**Input**
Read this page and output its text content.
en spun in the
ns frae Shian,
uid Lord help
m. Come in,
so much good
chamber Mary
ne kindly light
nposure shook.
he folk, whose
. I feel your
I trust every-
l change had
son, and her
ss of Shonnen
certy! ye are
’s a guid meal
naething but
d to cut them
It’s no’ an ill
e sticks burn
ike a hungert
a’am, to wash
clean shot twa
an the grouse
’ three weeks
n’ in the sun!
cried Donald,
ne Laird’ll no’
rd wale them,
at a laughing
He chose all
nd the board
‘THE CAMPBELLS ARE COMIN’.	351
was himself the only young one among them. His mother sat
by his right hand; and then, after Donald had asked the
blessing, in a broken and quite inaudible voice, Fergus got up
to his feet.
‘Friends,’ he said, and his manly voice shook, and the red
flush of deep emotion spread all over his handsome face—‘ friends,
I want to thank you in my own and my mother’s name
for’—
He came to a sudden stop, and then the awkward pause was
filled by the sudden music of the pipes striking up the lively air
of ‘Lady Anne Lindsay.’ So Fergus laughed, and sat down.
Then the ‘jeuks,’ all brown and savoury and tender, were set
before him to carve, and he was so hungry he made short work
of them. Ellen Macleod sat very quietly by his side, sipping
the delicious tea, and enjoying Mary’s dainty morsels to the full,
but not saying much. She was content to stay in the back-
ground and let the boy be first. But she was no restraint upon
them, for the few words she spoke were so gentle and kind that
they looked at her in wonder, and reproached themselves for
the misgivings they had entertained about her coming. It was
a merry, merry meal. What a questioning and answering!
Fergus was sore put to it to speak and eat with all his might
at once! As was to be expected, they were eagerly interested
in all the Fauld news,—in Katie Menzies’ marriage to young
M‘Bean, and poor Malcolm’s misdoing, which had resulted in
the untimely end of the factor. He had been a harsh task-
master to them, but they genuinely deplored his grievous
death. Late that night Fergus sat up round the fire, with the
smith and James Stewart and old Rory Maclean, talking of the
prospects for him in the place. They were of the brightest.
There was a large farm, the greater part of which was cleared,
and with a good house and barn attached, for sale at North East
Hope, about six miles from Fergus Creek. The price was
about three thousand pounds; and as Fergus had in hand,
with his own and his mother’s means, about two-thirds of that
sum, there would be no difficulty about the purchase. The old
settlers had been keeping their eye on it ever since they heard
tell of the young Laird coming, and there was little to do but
---
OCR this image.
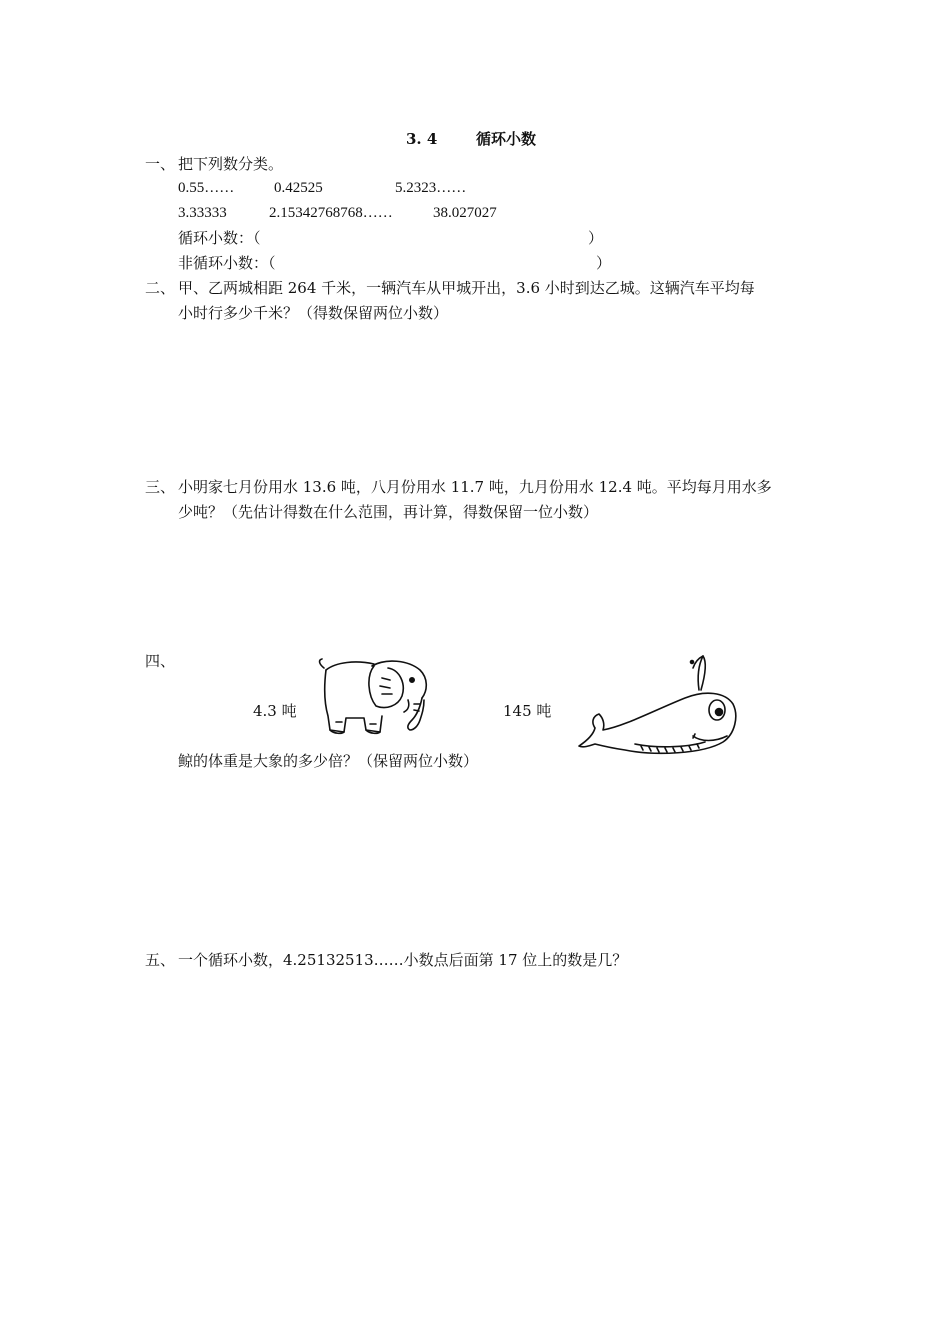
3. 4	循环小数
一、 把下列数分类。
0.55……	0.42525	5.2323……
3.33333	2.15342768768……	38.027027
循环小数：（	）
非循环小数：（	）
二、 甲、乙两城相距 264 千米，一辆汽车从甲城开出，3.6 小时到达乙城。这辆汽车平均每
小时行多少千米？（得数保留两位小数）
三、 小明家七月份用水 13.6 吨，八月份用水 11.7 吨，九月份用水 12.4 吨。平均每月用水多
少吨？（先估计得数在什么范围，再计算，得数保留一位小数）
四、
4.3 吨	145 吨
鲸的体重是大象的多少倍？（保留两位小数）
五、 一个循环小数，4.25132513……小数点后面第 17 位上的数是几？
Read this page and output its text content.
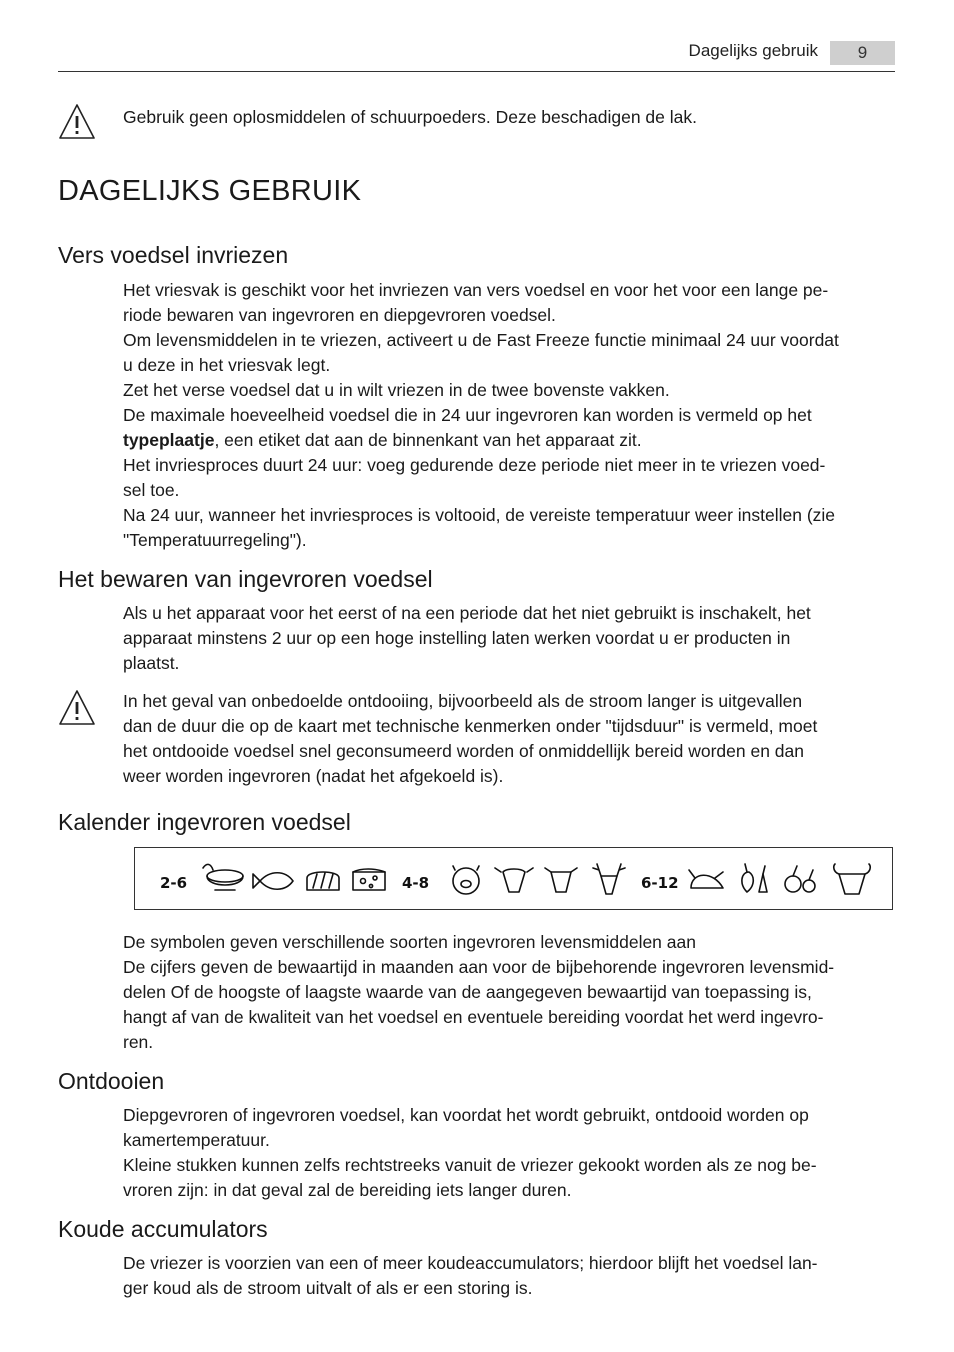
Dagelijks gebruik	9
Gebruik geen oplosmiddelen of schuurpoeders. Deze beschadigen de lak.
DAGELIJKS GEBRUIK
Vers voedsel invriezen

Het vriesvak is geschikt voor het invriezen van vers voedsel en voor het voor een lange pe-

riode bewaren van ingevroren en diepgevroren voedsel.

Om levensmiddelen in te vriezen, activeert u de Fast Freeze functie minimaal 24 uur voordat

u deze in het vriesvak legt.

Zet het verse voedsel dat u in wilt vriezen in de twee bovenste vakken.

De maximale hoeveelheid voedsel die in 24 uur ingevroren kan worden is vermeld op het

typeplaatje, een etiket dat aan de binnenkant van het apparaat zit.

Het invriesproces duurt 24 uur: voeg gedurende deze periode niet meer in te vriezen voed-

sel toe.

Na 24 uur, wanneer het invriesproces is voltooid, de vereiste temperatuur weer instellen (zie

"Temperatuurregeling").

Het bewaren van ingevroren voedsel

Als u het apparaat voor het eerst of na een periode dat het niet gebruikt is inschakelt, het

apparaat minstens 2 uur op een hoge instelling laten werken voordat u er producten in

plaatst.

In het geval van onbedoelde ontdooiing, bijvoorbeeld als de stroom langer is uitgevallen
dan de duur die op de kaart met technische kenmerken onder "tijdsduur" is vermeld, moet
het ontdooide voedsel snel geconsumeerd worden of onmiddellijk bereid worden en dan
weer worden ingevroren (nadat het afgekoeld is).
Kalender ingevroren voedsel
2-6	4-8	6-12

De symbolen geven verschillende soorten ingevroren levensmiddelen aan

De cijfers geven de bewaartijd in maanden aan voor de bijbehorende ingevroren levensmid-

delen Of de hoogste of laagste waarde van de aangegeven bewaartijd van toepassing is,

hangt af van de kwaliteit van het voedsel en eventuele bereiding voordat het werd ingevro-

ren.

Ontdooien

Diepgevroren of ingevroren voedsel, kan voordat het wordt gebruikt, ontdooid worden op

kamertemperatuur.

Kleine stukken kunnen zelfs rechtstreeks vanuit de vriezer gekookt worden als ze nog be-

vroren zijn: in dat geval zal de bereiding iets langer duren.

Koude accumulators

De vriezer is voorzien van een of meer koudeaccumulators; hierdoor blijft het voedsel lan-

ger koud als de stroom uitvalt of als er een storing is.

**Exercise details**
Going through the records above, state how many lines carry "levensmiddelen", with no other text.

**Result below**
2